**SUPPLIED DATA**

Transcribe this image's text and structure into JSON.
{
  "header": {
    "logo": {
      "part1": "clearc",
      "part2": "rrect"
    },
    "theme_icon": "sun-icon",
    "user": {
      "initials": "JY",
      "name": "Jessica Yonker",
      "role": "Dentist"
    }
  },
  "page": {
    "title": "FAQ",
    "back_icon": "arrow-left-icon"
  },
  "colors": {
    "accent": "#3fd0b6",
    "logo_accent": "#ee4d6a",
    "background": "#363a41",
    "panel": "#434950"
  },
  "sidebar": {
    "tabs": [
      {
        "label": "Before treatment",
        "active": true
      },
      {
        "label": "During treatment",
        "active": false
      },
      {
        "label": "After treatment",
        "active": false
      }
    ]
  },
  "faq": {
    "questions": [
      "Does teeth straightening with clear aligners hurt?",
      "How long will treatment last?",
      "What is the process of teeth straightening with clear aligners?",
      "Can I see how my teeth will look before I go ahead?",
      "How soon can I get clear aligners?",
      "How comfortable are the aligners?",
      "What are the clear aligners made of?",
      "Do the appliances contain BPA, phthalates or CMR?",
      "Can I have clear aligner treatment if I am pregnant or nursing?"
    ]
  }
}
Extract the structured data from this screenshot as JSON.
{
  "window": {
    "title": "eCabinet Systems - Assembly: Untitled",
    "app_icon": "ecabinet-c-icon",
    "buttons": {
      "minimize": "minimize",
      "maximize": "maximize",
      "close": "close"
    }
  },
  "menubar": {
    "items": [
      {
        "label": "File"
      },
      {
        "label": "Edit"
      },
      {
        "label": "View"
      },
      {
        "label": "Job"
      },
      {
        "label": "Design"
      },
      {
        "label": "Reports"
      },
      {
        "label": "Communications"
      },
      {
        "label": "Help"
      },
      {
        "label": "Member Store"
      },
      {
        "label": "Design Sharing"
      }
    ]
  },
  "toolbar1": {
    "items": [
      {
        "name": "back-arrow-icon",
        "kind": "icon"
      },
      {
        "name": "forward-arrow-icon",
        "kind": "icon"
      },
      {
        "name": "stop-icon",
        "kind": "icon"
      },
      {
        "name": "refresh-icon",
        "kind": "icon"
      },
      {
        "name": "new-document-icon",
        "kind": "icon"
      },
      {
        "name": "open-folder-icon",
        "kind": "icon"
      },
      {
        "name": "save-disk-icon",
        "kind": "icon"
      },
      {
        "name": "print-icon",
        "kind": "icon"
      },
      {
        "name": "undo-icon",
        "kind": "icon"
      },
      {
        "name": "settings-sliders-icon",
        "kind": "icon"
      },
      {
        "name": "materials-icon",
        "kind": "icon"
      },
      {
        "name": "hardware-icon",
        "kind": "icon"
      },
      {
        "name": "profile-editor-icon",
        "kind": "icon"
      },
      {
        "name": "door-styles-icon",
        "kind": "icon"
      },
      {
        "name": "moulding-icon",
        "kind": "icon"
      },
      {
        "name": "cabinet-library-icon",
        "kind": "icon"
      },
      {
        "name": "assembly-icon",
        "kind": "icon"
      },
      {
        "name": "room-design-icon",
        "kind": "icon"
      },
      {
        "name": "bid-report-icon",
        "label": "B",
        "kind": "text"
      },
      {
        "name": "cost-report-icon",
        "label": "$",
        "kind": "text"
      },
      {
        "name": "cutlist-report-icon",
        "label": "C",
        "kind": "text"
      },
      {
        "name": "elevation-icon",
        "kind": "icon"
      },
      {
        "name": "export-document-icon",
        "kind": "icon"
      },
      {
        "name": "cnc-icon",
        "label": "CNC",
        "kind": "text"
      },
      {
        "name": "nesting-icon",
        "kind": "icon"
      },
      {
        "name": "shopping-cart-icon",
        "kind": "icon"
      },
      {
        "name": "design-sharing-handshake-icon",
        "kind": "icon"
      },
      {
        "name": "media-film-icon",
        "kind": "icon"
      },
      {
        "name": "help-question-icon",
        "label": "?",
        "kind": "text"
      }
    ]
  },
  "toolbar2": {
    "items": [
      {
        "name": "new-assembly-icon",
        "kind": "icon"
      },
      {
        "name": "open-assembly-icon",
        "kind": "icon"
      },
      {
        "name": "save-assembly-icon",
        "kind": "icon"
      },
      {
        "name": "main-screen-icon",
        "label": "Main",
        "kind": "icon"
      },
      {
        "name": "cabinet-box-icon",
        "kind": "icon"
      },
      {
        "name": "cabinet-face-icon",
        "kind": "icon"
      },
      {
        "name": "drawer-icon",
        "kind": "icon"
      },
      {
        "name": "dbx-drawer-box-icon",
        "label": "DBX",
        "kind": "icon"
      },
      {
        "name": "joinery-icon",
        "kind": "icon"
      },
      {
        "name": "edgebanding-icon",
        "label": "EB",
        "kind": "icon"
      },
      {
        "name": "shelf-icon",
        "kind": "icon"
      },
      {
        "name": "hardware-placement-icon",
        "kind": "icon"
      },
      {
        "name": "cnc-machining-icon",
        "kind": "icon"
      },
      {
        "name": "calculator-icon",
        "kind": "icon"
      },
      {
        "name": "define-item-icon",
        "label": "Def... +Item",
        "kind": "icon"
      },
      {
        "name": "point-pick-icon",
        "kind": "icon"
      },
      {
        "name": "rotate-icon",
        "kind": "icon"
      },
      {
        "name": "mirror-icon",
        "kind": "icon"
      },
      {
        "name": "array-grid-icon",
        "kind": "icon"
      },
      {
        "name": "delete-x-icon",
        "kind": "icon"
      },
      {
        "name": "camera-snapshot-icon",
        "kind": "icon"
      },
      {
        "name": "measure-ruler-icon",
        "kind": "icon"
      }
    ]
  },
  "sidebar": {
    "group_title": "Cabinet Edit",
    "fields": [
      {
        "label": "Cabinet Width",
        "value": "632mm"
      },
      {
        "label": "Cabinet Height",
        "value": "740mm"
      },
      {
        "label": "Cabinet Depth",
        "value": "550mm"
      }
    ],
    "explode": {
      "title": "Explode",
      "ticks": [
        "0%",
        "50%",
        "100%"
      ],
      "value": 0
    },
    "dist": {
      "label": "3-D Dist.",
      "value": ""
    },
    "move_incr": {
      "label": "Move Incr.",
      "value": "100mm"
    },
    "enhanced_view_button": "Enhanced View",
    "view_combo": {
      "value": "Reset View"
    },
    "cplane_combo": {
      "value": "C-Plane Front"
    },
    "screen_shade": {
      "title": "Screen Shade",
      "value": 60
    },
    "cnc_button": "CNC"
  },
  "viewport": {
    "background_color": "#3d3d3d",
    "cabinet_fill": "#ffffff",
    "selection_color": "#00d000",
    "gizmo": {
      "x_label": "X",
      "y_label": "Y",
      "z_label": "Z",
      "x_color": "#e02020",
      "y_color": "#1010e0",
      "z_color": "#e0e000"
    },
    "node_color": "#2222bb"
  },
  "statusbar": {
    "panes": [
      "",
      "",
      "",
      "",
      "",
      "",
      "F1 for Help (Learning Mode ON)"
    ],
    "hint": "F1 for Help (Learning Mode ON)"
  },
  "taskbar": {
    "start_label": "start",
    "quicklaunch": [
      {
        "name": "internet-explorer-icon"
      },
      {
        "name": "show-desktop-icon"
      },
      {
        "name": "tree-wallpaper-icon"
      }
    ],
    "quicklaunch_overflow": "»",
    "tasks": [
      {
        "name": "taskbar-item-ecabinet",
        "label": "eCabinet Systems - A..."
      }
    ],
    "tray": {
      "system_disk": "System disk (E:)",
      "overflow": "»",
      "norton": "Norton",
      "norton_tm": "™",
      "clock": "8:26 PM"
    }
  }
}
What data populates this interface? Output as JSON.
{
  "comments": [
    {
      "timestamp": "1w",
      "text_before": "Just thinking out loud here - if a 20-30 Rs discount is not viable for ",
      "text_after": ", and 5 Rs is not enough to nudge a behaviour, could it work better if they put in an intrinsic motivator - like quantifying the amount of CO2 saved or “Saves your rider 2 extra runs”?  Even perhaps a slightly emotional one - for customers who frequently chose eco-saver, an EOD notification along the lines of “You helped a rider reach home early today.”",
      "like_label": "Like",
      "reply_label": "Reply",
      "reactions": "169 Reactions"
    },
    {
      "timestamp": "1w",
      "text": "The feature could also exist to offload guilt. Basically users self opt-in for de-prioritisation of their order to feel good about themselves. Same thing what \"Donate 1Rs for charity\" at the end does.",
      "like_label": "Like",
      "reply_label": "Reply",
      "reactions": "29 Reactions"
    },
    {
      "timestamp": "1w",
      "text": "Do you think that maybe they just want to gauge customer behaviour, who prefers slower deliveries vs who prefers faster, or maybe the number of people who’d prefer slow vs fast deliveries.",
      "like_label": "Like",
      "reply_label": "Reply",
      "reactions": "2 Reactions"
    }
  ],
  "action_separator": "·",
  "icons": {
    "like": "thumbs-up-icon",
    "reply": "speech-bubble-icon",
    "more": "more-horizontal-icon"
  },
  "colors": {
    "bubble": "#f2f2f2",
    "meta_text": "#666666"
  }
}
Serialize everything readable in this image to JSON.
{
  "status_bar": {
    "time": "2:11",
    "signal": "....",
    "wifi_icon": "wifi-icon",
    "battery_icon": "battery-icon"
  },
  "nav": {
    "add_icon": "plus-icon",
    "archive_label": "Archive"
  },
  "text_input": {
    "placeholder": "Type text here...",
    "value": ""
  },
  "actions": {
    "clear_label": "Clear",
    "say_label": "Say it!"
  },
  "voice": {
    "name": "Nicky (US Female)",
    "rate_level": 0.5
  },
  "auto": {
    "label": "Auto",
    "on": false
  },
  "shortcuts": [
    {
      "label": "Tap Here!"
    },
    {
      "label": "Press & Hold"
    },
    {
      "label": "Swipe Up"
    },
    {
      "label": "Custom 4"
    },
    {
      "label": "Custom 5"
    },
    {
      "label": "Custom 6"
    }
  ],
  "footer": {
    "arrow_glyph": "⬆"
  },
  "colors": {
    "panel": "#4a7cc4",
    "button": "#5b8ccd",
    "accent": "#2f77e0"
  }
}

**JOB**
Locate the line with "Serialize everything readable" in the entries above; extract it and every line after it, verbatim.

**THE REPLY**
Serialize everything readable in this image to JSON.
{
  "status_bar": {
    "time": "2:11",
    "signal": "....",
    "wifi_icon": "wifi-icon",
    "battery_icon": "battery-icon"
  },
  "nav": {
    "add_icon": "plus-icon",
    "archive_label": "Archive"
  },
  "text_input": {
    "placeholder": "Type text here...",
    "value": ""
  },
  "actions": {
    "clear_label": "Clear",
    "say_label": "Say it!"
  },
  "voice": {
    "name": "Nicky (US Female)",
    "rate_level": 0.5
  },
  "auto": {
    "label": "Auto",
    "on": false
  },
  "shortcuts": [
    {
      "label": "Tap Here!"
    },
    {
      "label": "Press & Hold"
    },
    {
      "label": "Swipe Up"
    },
    {
      "label": "Custom 4"
    },
    {
      "label": "Custom 5"
    },
    {
      "label": "Custom 6"
    }
  ],
  "footer": {
    "arrow_glyph": "⬆"
  },
  "colors": {
    "panel": "#4a7cc4",
    "button": "#5b8ccd",
    "accent": "#2f77e0"
  }
}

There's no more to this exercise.